Problem — Check each line of the listing for the string "horti", count the lines that have it, and answer with that number only.

Material supplied —

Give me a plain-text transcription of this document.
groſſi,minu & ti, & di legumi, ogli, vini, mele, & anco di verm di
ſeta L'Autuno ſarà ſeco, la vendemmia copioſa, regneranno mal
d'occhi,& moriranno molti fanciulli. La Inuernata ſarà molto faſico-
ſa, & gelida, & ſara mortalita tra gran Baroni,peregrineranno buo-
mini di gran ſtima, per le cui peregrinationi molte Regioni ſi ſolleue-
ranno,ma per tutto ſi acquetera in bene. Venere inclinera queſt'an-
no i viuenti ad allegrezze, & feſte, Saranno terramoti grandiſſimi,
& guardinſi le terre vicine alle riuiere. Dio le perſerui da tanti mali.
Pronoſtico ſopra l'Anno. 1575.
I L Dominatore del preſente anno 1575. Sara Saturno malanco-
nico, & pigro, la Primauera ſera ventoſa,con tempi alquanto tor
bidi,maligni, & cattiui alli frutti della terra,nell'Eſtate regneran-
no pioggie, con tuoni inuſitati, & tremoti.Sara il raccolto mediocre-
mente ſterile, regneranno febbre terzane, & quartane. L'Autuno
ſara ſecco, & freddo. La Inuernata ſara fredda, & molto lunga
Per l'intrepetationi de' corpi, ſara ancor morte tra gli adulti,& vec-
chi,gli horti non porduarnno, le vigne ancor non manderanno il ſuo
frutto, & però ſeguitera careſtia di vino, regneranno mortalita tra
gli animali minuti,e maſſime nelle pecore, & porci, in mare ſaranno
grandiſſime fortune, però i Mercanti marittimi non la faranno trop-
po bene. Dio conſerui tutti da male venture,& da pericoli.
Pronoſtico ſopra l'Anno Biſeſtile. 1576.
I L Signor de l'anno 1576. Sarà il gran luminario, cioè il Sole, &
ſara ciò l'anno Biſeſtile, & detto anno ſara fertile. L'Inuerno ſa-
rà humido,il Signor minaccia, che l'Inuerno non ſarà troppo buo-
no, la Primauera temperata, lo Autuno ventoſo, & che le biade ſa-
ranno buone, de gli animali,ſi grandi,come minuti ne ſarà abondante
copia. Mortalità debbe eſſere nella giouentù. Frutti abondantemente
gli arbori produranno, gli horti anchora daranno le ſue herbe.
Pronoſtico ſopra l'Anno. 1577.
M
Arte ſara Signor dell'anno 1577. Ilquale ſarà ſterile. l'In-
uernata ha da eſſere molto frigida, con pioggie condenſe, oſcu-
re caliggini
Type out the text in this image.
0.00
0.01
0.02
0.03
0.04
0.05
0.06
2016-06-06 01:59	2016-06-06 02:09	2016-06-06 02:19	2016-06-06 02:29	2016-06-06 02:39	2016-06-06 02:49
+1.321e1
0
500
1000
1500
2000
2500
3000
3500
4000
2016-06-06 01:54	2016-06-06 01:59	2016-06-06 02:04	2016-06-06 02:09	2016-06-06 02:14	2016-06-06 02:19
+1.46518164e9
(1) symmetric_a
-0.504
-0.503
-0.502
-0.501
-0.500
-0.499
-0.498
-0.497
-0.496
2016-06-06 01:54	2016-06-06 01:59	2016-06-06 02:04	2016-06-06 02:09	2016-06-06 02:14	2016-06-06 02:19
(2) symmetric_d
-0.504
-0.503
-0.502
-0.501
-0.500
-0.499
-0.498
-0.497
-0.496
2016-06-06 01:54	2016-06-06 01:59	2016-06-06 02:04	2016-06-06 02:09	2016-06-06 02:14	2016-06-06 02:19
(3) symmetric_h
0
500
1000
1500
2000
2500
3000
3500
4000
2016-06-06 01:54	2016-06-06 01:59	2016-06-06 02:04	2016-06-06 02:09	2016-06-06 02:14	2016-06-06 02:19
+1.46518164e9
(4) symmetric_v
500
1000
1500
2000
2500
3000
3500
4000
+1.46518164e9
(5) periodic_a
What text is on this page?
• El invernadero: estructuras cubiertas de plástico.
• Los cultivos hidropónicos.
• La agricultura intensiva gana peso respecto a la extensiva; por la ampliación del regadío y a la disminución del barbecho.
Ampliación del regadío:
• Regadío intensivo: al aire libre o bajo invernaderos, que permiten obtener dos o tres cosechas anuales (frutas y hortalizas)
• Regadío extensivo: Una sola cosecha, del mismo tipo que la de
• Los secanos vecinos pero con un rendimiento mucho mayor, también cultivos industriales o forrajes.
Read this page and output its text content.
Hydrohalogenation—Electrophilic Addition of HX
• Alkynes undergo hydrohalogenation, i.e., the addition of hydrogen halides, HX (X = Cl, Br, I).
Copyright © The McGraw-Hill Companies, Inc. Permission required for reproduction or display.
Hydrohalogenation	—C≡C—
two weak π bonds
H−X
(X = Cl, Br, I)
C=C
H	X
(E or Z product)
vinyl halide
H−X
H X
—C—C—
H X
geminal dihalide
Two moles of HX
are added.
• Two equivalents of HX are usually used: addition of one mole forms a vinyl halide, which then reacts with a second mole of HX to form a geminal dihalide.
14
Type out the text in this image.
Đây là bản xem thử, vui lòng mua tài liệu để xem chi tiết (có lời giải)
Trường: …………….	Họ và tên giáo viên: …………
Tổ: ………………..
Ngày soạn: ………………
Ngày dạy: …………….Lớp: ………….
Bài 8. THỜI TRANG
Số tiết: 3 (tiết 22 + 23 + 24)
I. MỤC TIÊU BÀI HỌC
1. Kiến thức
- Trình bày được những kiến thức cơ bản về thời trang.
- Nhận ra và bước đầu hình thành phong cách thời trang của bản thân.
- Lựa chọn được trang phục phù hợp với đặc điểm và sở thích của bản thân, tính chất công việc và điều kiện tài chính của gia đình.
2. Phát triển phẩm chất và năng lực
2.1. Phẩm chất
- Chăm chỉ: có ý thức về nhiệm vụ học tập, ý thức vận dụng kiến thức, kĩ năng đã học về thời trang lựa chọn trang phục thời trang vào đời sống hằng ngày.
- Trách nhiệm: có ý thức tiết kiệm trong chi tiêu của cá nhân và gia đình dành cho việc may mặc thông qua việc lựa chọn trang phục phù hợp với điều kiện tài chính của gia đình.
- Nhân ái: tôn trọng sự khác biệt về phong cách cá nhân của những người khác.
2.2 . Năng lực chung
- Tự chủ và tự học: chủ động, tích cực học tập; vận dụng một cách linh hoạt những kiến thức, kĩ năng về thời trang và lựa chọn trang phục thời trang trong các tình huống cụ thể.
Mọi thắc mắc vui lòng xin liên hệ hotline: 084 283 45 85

Final result — 2